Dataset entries
------------------------

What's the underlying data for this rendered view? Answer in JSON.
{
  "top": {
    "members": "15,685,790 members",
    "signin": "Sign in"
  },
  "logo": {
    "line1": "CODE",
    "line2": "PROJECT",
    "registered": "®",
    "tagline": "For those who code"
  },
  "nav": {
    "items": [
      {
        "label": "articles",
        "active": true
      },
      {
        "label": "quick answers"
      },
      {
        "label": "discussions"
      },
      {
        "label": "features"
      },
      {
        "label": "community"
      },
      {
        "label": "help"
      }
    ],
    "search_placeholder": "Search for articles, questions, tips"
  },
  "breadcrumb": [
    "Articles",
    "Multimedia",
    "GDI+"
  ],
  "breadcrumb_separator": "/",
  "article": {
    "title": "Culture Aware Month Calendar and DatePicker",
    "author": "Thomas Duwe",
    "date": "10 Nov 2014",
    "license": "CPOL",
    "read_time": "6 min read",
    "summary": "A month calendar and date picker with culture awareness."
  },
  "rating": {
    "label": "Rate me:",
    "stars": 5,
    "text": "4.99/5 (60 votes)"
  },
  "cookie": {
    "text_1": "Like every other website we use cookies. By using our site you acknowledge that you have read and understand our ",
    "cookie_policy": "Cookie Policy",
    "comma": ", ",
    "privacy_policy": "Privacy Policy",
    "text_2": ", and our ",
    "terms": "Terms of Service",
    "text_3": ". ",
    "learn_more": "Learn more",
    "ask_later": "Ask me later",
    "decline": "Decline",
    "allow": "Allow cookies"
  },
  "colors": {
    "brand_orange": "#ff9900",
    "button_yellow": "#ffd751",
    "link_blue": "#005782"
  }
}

------------------------

- DESCRIPTION OF THE TASK: Retype all of the entries precisely as they are.

- RESULT OF THIS TASK:
What's the underlying data for this rendered view? Answer in JSON.
{
  "top": {
    "members": "15,685,790 members",
    "signin": "Sign in"
  },
  "logo": {
    "line1": "CODE",
    "line2": "PROJECT",
    "registered": "®",
    "tagline": "For those who code"
  },
  "nav": {
    "items": [
      {
        "label": "articles",
        "active": true
      },
      {
        "label": "quick answers"
      },
      {
        "label": "discussions"
      },
      {
        "label": "features"
      },
      {
        "label": "community"
      },
      {
        "label": "help"
      }
    ],
    "search_placeholder": "Search for articles, questions, tips"
  },
  "breadcrumb": [
    "Articles",
    "Multimedia",
    "GDI+"
  ],
  "breadcrumb_separator": "/",
  "article": {
    "title": "Culture Aware Month Calendar and DatePicker",
    "author": "Thomas Duwe",
    "date": "10 Nov 2014",
    "license": "CPOL",
    "read_time": "6 min read",
    "summary": "A month calendar and date picker with culture awareness."
  },
  "rating": {
    "label": "Rate me:",
    "stars": 5,
    "text": "4.99/5 (60 votes)"
  },
  "cookie": {
    "text_1": "Like every other website we use cookies. By using our site you acknowledge that you have read and understand our ",
    "cookie_policy": "Cookie Policy",
    "comma": ", ",
    "privacy_policy": "Privacy Policy",
    "text_2": ", and our ",
    "terms": "Terms of Service",
    "text_3": ". ",
    "learn_more": "Learn more",
    "ask_later": "Ask me later",
    "decline": "Decline",
    "allow": "Allow cookies"
  },
  "colors": {
    "brand_orange": "#ff9900",
    "button_yellow": "#ffd751",
    "link_blue": "#005782"
  }
}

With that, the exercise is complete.